=== Work required ===
Copy, from the entries below, each line where the word "Flow" can be found.

BEGIN Records to process

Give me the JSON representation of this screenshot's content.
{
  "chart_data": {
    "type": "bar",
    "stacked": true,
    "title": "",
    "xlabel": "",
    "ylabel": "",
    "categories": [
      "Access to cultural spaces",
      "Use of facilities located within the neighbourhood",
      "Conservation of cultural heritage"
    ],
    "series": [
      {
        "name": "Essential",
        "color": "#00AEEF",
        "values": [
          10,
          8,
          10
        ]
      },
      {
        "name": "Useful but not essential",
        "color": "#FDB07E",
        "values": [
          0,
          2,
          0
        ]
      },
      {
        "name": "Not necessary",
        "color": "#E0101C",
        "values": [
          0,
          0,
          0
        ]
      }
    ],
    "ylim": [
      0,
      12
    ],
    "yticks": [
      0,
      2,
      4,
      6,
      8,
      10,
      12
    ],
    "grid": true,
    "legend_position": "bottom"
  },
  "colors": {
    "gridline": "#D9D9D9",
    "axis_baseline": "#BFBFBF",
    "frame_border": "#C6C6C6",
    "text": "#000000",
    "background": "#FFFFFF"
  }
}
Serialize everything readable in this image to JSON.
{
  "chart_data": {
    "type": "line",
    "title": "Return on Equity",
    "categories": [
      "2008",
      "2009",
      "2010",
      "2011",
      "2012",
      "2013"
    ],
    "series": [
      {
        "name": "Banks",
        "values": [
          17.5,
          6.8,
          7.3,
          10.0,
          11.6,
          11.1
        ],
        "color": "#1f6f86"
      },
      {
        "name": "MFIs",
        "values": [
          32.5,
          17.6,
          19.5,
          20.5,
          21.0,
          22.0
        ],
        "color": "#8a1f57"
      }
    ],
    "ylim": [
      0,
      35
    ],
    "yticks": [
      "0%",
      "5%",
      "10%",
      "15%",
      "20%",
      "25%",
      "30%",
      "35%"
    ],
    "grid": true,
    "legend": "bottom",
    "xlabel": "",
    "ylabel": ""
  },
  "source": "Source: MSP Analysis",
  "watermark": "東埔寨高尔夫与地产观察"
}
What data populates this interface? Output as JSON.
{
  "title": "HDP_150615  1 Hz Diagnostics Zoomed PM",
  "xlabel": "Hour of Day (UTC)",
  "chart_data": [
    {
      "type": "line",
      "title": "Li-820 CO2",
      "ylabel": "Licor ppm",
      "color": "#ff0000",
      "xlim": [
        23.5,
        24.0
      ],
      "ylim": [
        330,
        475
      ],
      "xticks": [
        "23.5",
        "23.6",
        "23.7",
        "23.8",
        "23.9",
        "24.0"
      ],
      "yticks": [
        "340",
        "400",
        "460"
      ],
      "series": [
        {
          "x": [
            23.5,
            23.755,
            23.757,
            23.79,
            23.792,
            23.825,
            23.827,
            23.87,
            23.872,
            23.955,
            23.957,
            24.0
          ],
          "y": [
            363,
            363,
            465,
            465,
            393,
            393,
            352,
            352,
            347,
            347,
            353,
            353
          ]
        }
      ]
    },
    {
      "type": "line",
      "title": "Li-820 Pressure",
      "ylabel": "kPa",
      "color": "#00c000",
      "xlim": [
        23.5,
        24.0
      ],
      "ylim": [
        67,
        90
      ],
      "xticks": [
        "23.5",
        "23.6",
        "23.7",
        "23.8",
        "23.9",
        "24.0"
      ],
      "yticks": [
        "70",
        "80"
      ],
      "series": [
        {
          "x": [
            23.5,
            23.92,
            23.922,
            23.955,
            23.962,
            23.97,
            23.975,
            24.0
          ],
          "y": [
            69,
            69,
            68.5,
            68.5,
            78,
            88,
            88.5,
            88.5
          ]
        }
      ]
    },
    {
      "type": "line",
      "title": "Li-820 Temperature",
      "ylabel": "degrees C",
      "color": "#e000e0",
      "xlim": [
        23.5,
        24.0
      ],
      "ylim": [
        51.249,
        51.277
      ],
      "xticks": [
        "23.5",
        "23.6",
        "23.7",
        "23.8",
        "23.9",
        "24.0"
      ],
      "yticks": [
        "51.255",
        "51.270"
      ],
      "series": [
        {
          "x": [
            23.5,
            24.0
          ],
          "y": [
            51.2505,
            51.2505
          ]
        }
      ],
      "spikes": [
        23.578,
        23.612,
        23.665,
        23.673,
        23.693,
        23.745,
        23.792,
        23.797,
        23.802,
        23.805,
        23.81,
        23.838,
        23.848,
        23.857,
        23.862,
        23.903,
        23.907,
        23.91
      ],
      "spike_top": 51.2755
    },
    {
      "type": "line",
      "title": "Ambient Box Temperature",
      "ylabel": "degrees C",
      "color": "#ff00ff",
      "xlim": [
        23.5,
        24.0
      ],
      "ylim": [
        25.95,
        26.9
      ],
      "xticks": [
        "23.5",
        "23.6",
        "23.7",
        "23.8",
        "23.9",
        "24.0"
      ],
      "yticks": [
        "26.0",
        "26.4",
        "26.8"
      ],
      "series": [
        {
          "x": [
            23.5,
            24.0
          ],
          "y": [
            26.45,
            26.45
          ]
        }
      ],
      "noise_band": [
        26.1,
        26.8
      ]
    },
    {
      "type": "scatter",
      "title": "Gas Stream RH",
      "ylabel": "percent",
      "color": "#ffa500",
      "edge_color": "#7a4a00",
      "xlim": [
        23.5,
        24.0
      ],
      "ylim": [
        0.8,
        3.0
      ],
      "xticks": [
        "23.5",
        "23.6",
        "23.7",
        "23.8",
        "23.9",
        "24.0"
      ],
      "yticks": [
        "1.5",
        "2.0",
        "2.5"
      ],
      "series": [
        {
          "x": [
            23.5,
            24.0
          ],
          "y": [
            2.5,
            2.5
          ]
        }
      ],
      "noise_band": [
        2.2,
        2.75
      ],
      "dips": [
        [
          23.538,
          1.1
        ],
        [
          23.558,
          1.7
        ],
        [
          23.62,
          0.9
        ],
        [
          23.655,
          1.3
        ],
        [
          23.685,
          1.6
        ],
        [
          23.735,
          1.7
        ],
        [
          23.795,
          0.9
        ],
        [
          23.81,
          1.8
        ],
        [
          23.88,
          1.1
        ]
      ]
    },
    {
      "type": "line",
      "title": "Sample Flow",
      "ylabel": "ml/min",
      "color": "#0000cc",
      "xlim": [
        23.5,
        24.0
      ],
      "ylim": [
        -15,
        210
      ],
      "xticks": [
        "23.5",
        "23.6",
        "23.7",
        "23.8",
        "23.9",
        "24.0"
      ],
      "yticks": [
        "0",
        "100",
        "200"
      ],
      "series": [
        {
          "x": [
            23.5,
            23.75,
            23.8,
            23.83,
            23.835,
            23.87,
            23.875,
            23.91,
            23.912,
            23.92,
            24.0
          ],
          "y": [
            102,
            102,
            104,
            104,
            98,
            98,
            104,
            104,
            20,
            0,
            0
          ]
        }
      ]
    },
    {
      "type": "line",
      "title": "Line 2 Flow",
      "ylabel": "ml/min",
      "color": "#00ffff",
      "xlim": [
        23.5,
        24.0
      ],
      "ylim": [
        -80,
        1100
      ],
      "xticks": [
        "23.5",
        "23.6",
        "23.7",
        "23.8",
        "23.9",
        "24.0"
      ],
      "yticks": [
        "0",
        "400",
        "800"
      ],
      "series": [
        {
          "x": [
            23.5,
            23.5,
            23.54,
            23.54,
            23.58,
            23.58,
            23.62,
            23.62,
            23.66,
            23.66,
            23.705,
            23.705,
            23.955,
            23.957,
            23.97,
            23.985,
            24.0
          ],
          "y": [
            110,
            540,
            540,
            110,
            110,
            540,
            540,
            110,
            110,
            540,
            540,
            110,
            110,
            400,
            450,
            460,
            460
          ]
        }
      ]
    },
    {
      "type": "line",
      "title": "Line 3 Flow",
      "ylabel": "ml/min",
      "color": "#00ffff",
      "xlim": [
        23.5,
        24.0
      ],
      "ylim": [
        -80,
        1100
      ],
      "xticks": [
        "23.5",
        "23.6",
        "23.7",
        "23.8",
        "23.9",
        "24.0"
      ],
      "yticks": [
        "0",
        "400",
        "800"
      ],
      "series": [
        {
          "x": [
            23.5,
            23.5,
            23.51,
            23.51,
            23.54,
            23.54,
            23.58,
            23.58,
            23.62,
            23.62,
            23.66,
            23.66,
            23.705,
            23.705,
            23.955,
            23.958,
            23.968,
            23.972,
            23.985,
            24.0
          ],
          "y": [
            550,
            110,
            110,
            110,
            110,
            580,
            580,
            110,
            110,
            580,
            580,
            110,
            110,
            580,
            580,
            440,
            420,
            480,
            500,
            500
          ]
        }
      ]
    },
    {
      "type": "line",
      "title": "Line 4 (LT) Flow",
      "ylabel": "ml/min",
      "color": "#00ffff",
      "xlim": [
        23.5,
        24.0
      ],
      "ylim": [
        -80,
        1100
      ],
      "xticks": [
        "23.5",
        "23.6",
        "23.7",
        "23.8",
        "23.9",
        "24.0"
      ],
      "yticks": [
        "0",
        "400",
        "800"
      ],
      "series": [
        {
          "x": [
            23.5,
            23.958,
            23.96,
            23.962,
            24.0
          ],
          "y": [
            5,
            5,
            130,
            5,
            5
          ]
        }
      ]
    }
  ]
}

END Records to process

=== Correct result ===
      "title": "Sample Flow",
      "title": "Line 2 Flow",
      "title": "Line 3 Flow",
      "title": "Line 4 (LT) Flow",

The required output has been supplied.